Set task » Write out every line below that includes the word "excès".
___ Record extracts
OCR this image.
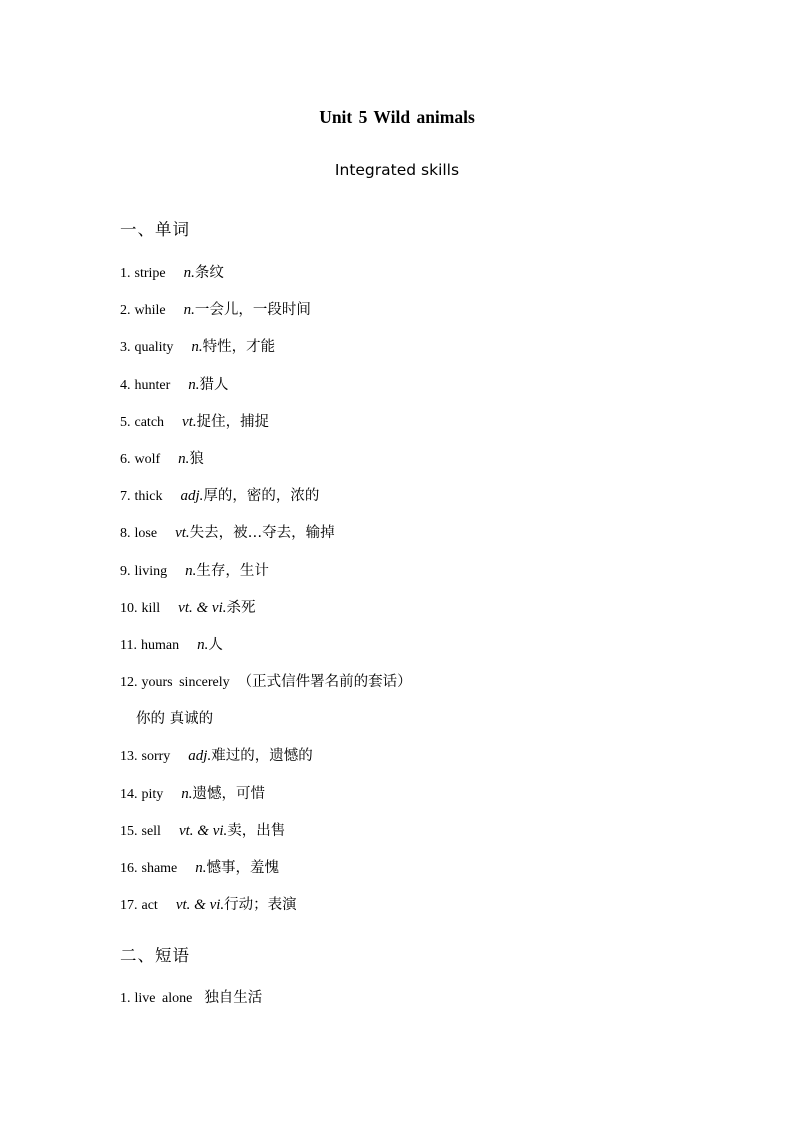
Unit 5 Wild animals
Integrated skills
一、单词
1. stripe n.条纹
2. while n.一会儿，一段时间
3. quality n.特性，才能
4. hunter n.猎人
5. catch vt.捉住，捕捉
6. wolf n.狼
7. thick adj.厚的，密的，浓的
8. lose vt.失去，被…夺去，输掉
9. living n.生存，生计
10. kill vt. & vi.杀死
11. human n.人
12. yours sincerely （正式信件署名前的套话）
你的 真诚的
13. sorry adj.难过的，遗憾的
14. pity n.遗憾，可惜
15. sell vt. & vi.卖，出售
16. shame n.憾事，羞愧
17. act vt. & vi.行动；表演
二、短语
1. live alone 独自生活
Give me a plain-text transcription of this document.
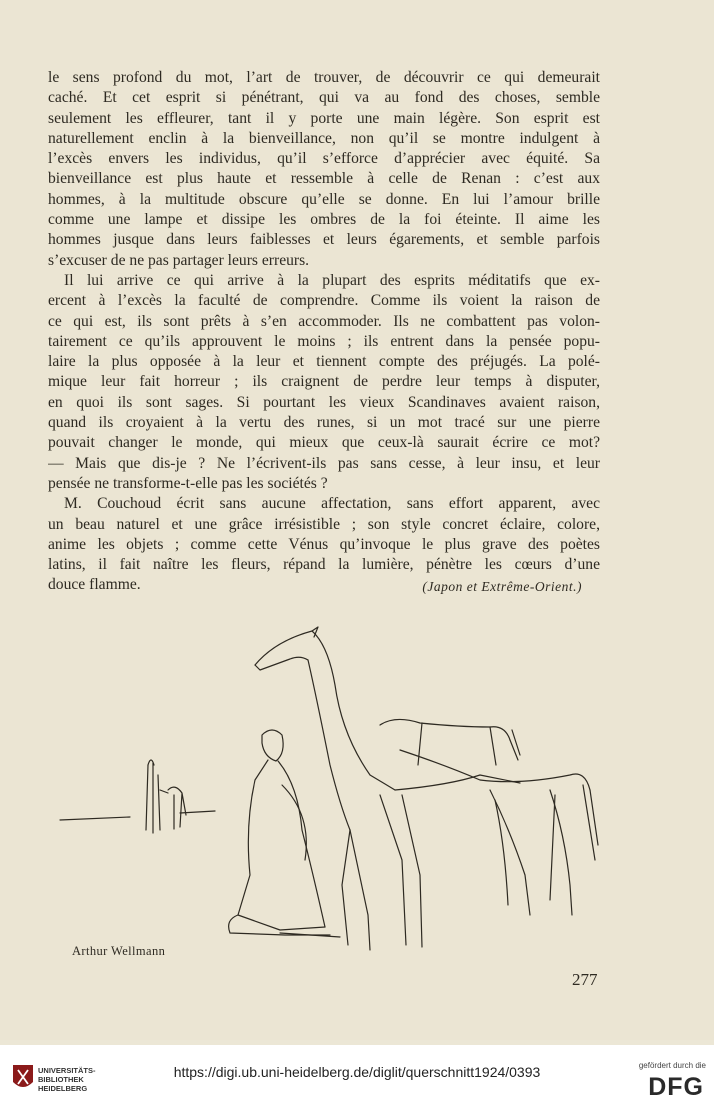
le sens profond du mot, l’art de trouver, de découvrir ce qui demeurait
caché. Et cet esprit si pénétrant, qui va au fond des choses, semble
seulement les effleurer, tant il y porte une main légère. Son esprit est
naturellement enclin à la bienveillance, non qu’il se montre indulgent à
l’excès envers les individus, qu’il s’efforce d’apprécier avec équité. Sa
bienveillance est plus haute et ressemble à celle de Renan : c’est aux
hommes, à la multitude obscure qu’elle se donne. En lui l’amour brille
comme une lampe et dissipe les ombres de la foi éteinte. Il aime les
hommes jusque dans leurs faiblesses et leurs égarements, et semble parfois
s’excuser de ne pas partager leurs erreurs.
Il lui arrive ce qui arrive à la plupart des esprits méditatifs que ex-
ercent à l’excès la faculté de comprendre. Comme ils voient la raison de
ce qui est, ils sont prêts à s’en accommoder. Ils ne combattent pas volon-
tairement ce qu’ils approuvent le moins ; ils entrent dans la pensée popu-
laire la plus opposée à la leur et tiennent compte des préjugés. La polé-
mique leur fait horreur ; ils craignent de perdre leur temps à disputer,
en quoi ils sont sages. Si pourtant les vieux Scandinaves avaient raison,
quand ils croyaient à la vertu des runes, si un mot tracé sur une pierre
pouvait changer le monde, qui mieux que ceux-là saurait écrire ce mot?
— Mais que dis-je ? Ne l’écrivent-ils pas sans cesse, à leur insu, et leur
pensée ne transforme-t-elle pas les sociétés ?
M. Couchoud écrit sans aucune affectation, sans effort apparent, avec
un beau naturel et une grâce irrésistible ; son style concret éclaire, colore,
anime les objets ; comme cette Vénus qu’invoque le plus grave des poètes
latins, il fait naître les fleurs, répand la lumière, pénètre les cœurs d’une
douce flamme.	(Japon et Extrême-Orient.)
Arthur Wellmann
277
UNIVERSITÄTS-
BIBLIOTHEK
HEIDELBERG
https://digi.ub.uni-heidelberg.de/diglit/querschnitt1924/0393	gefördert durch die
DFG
______
Response »
l’excès envers les individus, qu’il s’efforce d’apprécier avec équité. Sa
ercent à l’excès la faculté de comprendre. Comme ils voient la raison de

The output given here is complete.